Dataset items
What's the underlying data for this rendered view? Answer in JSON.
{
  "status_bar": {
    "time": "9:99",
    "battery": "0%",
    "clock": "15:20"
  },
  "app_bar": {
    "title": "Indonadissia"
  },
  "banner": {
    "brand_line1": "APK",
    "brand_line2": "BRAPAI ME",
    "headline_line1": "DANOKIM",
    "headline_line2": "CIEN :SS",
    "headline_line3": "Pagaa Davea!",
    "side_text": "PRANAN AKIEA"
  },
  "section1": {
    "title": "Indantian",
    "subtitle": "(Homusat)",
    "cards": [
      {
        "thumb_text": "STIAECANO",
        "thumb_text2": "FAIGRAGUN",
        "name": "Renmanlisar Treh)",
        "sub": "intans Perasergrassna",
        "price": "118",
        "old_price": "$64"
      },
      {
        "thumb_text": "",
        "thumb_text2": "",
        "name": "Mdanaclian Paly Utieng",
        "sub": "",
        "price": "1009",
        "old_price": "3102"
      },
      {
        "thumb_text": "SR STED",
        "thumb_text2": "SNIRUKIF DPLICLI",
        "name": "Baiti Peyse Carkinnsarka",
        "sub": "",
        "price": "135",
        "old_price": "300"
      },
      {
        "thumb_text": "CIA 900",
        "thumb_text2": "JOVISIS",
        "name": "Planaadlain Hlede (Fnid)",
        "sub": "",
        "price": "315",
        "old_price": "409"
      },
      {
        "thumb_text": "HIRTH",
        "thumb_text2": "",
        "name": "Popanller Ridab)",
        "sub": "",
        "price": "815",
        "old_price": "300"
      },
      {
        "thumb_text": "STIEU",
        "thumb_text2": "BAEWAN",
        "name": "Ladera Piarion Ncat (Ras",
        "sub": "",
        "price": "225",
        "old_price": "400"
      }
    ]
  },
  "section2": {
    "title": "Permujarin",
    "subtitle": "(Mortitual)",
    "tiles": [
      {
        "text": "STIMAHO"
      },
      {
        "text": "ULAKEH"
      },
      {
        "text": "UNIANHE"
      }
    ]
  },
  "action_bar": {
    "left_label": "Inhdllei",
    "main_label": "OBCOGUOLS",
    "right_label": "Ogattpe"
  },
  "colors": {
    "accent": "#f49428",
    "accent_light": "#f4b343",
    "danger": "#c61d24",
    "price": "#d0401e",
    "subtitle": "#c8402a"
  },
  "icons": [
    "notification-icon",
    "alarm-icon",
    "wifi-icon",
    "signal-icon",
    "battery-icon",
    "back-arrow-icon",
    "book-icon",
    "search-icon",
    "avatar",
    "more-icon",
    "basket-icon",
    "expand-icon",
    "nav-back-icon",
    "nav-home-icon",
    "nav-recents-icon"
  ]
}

---

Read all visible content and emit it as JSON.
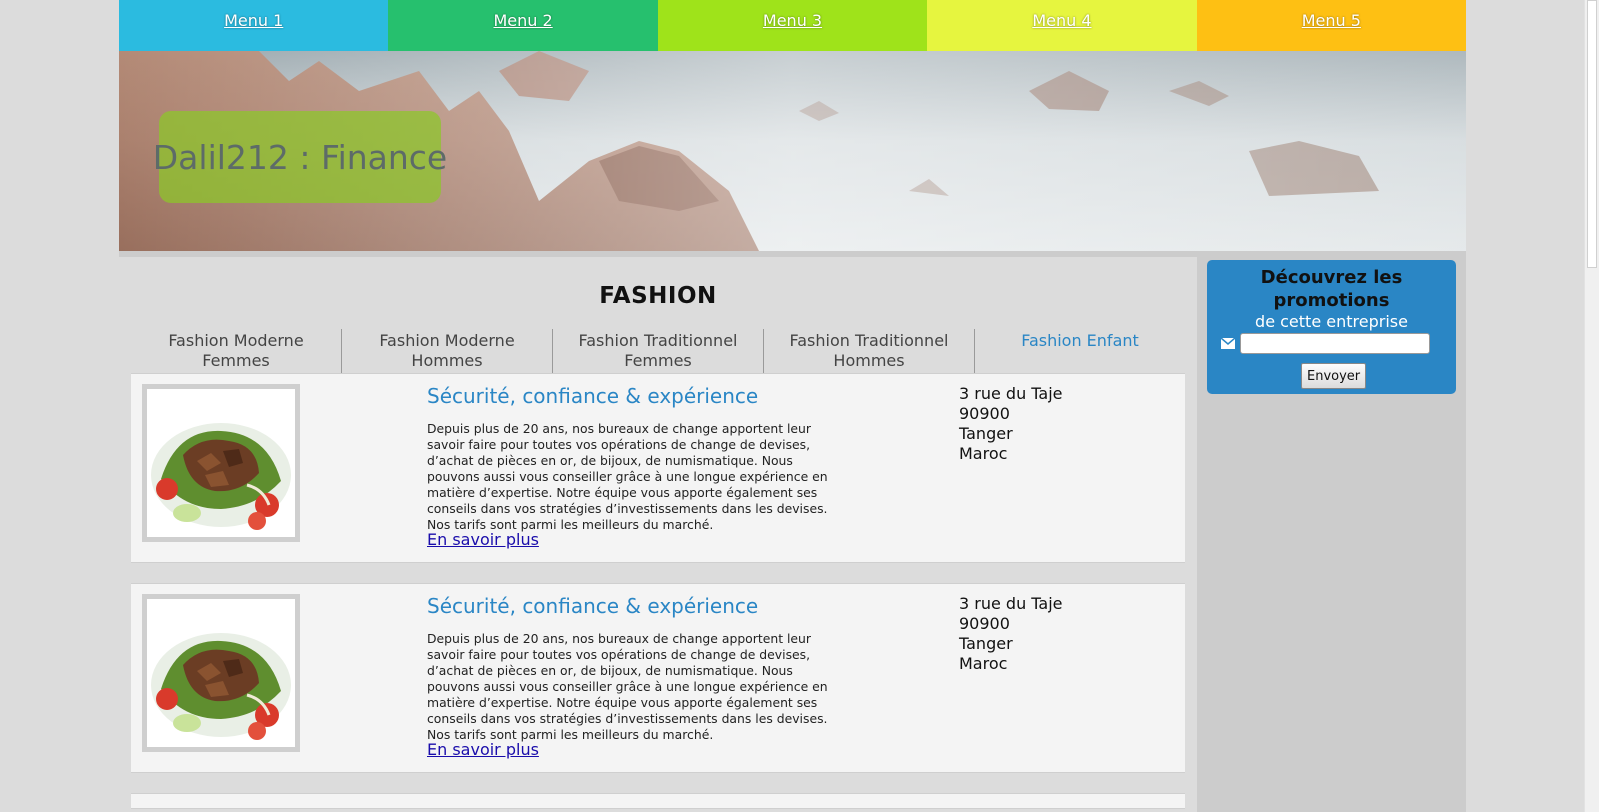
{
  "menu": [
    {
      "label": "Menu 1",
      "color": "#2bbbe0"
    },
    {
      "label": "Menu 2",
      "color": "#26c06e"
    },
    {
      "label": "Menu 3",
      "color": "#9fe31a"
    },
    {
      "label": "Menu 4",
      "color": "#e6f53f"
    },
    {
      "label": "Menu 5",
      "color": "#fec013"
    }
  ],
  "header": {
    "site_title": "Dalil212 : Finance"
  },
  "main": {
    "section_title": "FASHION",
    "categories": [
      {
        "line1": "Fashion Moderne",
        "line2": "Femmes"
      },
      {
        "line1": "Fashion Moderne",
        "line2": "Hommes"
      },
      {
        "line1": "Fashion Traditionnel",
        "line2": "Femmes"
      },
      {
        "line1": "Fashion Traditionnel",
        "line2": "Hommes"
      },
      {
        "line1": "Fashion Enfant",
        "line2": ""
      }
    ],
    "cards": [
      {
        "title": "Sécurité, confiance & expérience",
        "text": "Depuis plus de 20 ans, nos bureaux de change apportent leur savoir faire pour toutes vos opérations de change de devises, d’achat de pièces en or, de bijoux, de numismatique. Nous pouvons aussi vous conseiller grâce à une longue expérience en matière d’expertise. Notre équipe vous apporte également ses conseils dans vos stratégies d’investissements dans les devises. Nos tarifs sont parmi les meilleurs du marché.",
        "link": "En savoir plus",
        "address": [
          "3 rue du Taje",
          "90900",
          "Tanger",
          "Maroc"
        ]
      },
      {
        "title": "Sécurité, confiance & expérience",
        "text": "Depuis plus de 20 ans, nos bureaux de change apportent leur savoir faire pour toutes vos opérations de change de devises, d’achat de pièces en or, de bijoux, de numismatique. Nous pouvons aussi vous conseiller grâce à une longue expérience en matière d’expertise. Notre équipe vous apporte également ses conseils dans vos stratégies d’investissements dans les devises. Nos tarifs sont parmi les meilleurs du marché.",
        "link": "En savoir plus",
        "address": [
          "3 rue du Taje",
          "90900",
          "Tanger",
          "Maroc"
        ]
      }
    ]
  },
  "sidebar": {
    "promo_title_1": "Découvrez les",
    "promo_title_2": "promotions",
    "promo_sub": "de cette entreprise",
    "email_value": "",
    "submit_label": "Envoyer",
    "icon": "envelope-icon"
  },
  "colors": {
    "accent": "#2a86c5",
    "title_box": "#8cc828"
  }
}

**Stated problem:**
Collect each line holding the string "name".

**Expected answer:**
        "name": "Renmanlisar Treh)",
        "name": "Mdanaclian Paly Utieng",
        "name": "Baiti Peyse Carkinnsarka",
        "name": "Planaadlain Hlede (Fnid)",
        "name": "Popanller Ridab)",
        "name": "Ladera Piarion Ncat (Ras",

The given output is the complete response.